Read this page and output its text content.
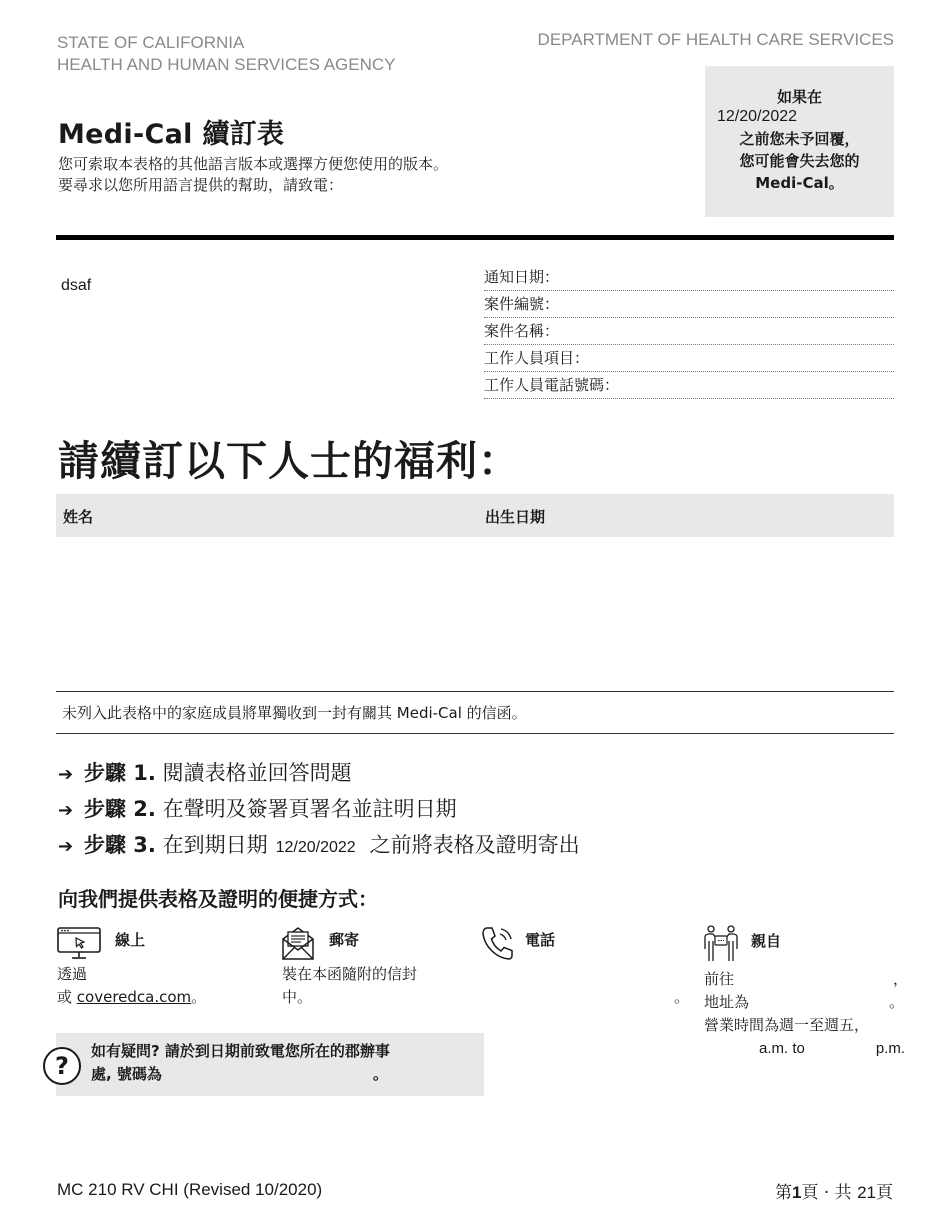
STATE OF CALIFORNIA
HEALTH AND HUMAN SERVICES AGENCY
DEPARTMENT OF HEALTH CARE SERVICES
Medi-Cal 續訂表
您可索取本表格的其他語言版本或選擇方便您使用的版本。
要尋求以您所用語言提供的幫助，請致電：
如果在
12/20/2022
之前您未予回覆，
您可能會失去您的
Medi-Cal。
dsaf	通知日期：
案件編號：
案件名稱：
工作人員項目：
工作人員電話號碼：
請續訂以下人士的福利：
姓名	出生日期
未列入此表格中的家庭成員將單獨收到一封有關其 Medi-Cal 的信函。
➔ 步驟 1. 閱讀表格並回答問題
➔ 步驟 2. 在聲明及簽署頁署名並註明日期
➔ 步驟 3. 在到期日期 12/20/2022 之前將表格及證明寄出
向我們提供表格及證明的便捷方式：
線上
透過
或 coveredca.com。
郵寄
裝在本函隨附的信封
中。
電話
。
親自
前往	，
地址為	。
營業時間為週一至週五，
a.m. to	p.m.
?
如有疑問? 請於到日期前致電您所在的郡辦事
處, 號碼為	。
MC 210 RV CHI (Revised 10/2020)	第1頁 · 共 21頁
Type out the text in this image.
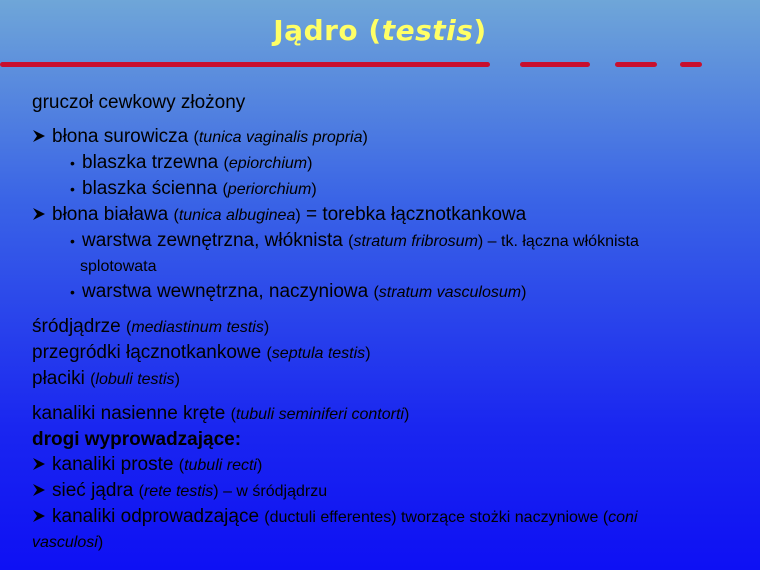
Jądro (testis)
gruczoł cewkowy złożony
błona surowicza (tunica vaginalis propria)
• blaszka trzewna (epiorchium)
• blaszka ścienna (periorchium)
błona biaława (tunica albuginea) = torebka łącznotkankowa
• warstwa zewnętrzna, włóknista (stratum fribrosum) – tk. łączna włóknista
splotowata
• warstwa wewnętrzna, naczyniowa (stratum vasculosum)
śródjądrze (mediastinum testis)
przegródki łącznotkankowe (septula testis)
płaciki (lobuli testis)
kanaliki nasienne kręte (tubuli seminiferi contorti)
drogi wyprowadzające:
kanaliki proste (tubuli recti)
sieć jądra (rete testis) – w śródjądrzu
kanaliki odprowadzające (ductuli efferentes) tworzące stożki naczyniowe (coni
vasculosi)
________________________
> GIVEN REQUEST
Collect each line containing the string "blaszka".

> FINAL RESULT
• blaszka trzewna (epiorchium)
• blaszka ścienna (periorchium)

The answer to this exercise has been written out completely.